:: Given records ::
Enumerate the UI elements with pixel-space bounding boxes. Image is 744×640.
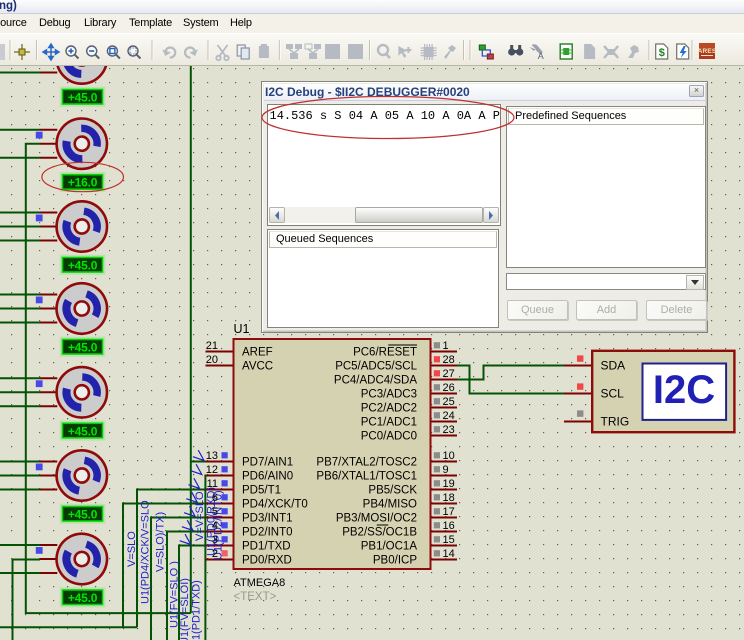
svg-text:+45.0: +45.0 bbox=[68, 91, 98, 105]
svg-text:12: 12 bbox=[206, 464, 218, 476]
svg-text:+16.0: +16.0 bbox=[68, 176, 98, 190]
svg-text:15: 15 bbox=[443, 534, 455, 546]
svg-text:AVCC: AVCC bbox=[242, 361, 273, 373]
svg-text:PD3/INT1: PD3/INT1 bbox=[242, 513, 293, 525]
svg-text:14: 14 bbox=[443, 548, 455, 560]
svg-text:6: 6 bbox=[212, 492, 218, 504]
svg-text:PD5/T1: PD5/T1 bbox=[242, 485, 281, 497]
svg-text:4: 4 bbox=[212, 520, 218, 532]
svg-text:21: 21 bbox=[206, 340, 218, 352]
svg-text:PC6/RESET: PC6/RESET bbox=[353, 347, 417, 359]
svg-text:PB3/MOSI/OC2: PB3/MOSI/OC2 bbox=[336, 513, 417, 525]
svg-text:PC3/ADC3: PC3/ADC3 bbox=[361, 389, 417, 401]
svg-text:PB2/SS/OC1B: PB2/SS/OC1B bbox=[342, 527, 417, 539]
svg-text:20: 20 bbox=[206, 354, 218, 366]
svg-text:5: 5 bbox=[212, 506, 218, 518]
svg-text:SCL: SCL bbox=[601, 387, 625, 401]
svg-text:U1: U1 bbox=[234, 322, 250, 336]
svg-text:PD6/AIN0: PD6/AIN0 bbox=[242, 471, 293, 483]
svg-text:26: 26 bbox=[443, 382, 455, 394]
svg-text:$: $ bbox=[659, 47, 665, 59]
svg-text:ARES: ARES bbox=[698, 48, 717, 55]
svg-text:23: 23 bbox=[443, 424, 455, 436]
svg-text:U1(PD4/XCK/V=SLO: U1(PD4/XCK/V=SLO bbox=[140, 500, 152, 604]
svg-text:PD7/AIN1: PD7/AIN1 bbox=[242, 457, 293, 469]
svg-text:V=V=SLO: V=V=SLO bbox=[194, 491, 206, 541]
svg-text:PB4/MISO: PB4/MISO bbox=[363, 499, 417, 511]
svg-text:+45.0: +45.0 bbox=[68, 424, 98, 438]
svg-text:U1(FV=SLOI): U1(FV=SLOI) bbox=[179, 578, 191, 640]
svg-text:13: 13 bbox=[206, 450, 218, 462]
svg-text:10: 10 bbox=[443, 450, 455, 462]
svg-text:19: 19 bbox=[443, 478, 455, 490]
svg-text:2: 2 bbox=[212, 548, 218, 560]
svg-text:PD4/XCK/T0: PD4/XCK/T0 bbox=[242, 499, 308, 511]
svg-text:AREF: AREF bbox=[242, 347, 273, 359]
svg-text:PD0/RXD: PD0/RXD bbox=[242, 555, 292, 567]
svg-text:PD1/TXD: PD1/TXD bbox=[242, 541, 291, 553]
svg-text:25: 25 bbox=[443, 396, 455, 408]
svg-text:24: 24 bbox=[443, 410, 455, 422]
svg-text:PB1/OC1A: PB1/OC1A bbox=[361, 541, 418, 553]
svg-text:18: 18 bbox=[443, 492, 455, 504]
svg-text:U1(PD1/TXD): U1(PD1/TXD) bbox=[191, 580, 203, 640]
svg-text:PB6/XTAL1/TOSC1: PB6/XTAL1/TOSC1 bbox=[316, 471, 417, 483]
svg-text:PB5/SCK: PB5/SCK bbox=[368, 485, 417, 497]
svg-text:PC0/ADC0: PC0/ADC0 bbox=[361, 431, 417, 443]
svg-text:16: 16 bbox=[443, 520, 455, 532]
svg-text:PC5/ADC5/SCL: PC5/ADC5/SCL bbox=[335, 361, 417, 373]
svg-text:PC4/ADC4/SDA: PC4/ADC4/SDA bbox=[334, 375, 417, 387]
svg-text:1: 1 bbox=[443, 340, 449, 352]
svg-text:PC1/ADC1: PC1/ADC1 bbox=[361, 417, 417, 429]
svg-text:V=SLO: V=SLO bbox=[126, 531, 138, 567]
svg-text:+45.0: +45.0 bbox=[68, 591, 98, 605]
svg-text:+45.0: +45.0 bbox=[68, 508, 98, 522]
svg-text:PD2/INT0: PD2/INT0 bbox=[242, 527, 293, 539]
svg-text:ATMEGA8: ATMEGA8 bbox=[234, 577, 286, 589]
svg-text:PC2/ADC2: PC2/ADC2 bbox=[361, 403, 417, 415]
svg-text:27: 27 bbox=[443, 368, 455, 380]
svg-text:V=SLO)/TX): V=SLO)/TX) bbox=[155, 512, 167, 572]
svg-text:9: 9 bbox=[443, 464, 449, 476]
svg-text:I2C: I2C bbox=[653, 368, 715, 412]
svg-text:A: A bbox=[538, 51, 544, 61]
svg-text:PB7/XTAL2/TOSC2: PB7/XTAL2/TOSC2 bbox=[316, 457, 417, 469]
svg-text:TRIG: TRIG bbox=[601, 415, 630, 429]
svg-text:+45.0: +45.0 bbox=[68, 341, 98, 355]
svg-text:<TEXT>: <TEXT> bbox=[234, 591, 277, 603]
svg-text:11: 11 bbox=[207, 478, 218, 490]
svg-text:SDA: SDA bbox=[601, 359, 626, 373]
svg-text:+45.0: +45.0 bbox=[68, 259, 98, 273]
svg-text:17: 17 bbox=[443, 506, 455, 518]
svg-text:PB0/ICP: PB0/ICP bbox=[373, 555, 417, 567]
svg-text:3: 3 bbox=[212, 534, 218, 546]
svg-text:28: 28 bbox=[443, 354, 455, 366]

==

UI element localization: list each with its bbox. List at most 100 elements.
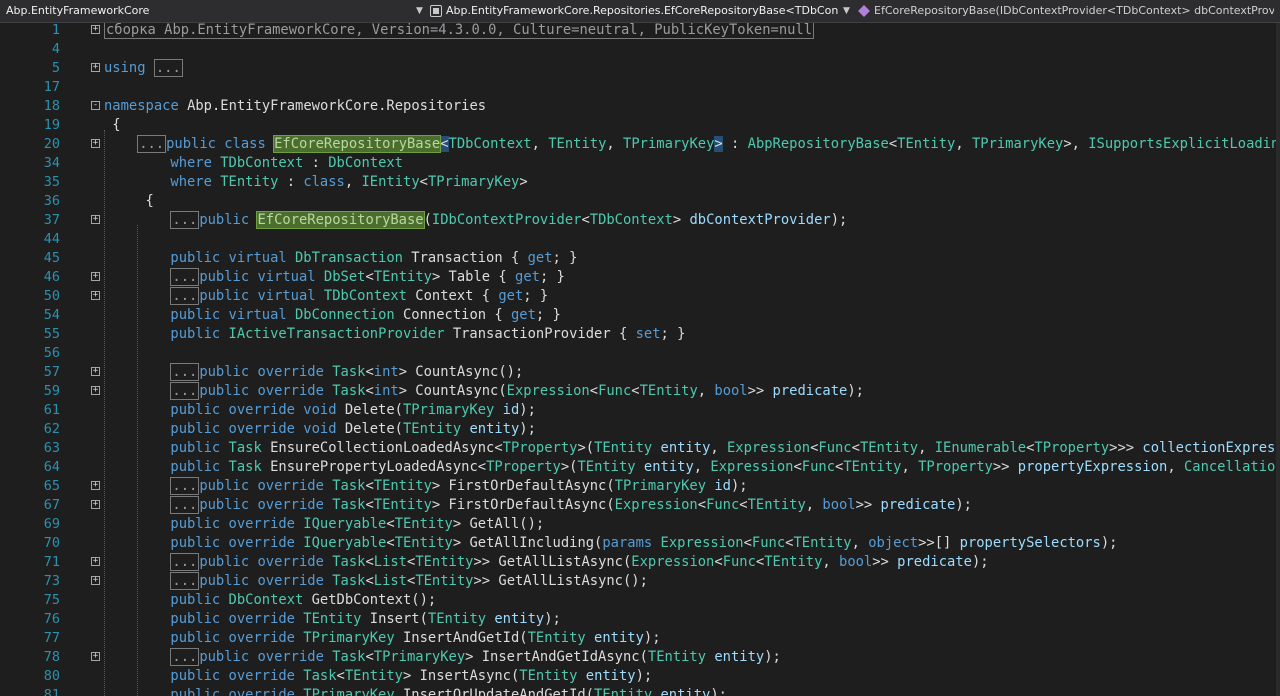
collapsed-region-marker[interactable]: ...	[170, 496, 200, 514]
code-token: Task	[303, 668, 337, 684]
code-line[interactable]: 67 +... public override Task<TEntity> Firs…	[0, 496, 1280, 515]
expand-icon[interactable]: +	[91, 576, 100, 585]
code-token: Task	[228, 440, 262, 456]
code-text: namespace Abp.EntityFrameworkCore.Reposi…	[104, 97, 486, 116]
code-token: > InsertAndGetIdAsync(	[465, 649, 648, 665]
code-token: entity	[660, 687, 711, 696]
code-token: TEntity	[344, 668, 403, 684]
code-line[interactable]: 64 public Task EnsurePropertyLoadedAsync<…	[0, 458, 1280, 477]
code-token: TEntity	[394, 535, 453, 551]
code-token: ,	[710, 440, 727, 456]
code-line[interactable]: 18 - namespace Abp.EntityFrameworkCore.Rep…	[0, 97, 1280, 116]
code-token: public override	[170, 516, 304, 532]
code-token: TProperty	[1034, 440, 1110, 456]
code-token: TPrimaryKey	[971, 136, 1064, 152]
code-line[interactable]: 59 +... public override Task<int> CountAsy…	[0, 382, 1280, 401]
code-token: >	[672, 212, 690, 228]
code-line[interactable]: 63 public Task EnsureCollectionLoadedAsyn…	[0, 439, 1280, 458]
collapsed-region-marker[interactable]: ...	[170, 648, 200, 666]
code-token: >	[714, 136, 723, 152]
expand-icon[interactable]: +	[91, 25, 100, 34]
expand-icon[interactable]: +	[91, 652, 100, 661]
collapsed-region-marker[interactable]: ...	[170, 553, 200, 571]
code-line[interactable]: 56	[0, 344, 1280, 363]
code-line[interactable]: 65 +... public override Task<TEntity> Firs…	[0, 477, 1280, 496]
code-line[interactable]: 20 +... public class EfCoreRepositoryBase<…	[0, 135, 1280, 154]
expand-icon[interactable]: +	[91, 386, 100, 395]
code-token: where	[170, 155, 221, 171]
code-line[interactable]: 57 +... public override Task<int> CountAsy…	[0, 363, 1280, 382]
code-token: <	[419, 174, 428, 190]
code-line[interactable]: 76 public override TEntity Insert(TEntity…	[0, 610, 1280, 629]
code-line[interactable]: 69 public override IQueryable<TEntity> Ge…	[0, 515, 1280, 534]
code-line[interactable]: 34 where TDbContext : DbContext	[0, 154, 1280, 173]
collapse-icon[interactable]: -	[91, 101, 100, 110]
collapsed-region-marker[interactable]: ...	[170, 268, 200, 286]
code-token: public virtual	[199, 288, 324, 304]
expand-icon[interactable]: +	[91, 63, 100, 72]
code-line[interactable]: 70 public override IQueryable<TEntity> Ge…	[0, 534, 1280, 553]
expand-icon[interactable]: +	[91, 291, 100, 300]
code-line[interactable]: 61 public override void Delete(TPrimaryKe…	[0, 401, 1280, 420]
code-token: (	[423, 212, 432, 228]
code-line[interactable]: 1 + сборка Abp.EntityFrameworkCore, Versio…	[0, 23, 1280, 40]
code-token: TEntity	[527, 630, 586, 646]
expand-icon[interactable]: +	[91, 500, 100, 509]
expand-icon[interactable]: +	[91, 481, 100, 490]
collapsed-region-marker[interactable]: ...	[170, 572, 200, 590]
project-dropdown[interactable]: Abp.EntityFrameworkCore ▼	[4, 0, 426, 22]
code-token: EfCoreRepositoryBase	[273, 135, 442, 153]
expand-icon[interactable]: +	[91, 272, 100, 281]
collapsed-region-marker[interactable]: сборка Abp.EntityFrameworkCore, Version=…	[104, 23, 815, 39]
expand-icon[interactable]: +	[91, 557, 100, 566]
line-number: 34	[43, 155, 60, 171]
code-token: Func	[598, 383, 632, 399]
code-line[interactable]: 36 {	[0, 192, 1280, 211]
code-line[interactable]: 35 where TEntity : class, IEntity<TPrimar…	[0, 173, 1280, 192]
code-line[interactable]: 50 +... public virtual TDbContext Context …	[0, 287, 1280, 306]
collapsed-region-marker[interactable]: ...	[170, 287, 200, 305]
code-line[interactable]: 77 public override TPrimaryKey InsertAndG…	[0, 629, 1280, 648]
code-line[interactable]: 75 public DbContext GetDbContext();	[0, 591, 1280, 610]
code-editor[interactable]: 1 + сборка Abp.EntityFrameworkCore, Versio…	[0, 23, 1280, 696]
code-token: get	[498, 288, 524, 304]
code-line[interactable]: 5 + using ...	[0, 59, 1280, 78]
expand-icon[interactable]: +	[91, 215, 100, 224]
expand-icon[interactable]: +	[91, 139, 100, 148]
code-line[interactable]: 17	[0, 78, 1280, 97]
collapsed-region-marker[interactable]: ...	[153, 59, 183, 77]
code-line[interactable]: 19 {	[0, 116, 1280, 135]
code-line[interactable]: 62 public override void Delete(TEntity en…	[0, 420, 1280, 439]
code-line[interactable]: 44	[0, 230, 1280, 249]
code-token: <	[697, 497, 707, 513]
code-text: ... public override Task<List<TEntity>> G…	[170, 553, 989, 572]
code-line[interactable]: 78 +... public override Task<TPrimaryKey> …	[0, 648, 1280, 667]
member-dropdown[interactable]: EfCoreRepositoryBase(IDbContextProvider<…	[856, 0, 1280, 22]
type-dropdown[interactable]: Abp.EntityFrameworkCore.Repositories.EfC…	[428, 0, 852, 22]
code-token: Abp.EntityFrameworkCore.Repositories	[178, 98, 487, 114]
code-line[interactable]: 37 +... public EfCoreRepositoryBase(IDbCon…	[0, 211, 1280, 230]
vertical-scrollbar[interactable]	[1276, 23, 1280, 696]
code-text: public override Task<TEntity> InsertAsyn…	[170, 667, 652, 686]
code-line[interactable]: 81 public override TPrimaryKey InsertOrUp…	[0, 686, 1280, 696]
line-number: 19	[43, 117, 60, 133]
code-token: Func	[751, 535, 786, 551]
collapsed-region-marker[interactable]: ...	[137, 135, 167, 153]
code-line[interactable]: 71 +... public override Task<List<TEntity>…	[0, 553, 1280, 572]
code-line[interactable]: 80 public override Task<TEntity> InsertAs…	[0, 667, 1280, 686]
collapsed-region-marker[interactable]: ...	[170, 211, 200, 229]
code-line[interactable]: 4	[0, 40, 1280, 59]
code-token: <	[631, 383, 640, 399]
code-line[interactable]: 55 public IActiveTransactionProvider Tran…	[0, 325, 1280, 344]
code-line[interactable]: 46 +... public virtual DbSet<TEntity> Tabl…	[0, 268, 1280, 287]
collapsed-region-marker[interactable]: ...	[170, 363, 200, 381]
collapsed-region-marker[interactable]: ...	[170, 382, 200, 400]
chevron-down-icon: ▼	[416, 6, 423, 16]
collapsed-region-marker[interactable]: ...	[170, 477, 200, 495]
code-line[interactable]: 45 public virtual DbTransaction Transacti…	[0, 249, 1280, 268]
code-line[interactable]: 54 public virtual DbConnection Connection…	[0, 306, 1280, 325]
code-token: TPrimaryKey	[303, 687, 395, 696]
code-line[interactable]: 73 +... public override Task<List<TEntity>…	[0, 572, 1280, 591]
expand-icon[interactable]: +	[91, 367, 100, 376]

==

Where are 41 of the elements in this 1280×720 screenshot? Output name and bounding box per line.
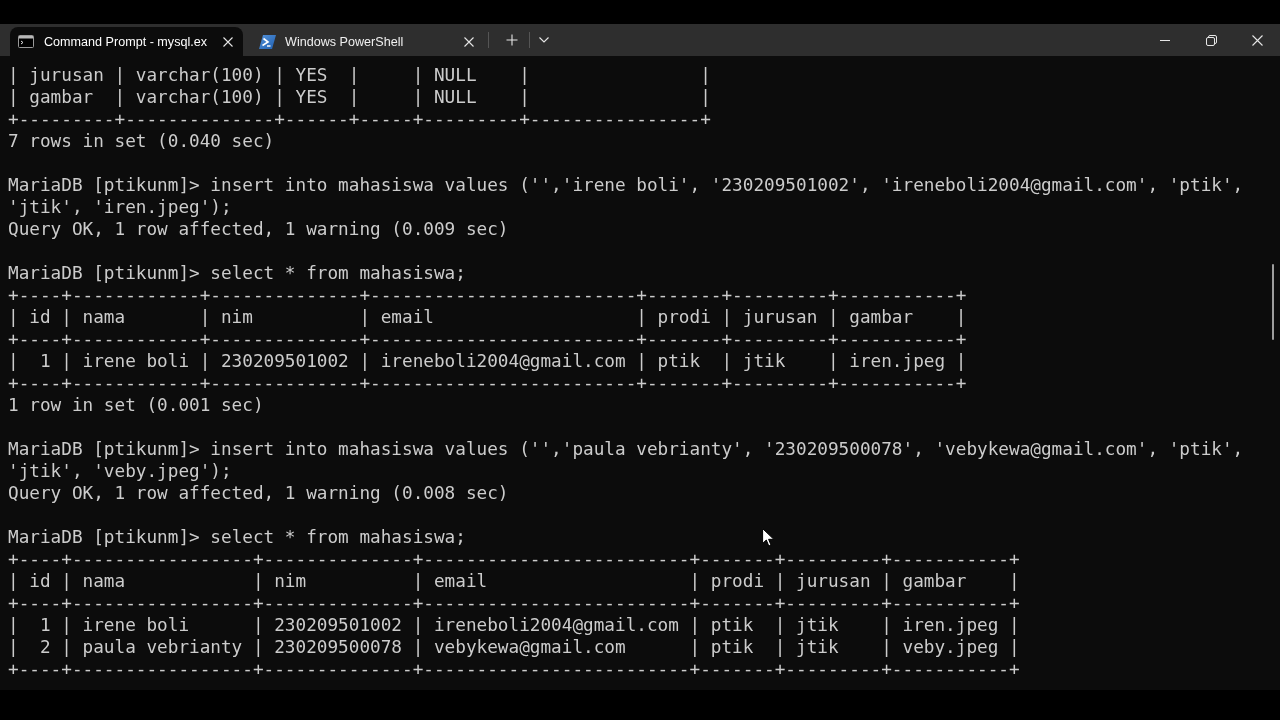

:: Stated exercise ::
Can you reproduce the data above verbatim, starting at the line that contains "Enumerate the UI" and ending at the line that contains "svg-text:19: 19 bbox=[443, 478, 455, 490]", leaving out the pictures?

:: Output for this exercise ::
Enumerate the UI elements with pixel-space bounding boxes. Image is 744×640.
svg-text:+45.0: +45.0 bbox=[68, 91, 98, 105]
svg-text:12: 12 bbox=[206, 464, 218, 476]
svg-text:+16.0: +16.0 bbox=[68, 176, 98, 190]
svg-text:15: 15 bbox=[443, 534, 455, 546]
svg-text:AVCC: AVCC bbox=[242, 361, 273, 373]
svg-text:PD3/INT1: PD3/INT1 bbox=[242, 513, 293, 525]
svg-text:14: 14 bbox=[443, 548, 455, 560]
svg-text:6: 6 bbox=[212, 492, 218, 504]
svg-text:PD5/T1: PD5/T1 bbox=[242, 485, 281, 497]
svg-text:4: 4 bbox=[212, 520, 218, 532]
svg-text:21: 21 bbox=[206, 340, 218, 352]
svg-text:PC6/RESET: PC6/RESET bbox=[353, 347, 417, 359]
svg-text:PB3/MOSI/OC2: PB3/MOSI/OC2 bbox=[336, 513, 417, 525]
svg-text:PC3/ADC3: PC3/ADC3 bbox=[361, 389, 417, 401]
svg-text:PB2/SS/OC1B: PB2/SS/OC1B bbox=[342, 527, 417, 539]
svg-text:20: 20 bbox=[206, 354, 218, 366]
svg-text:5: 5 bbox=[212, 506, 218, 518]
svg-text:SCL: SCL bbox=[601, 387, 625, 401]
svg-text:U1: U1 bbox=[234, 322, 250, 336]
svg-text:PD6/AIN0: PD6/AIN0 bbox=[242, 471, 293, 483]
svg-text:26: 26 bbox=[443, 382, 455, 394]
svg-text:$: $ bbox=[659, 47, 665, 59]
svg-text:ARES: ARES bbox=[698, 48, 717, 55]
svg-text:23: 23 bbox=[443, 424, 455, 436]
svg-text:U1(PD4/XCK/V=SLO: U1(PD4/XCK/V=SLO bbox=[140, 500, 152, 604]
svg-text:PD7/AIN1: PD7/AIN1 bbox=[242, 457, 293, 469]
svg-text:V=V=SLO: V=V=SLO bbox=[194, 491, 206, 541]
svg-text:PB4/MISO: PB4/MISO bbox=[363, 499, 417, 511]
svg-text:+45.0: +45.0 bbox=[68, 424, 98, 438]
svg-text:U1(FV=SLOI): U1(FV=SLOI) bbox=[179, 578, 191, 640]
svg-text:13: 13 bbox=[206, 450, 218, 462]
svg-text:10: 10 bbox=[443, 450, 455, 462]
svg-text:19: 19 bbox=[443, 478, 455, 490]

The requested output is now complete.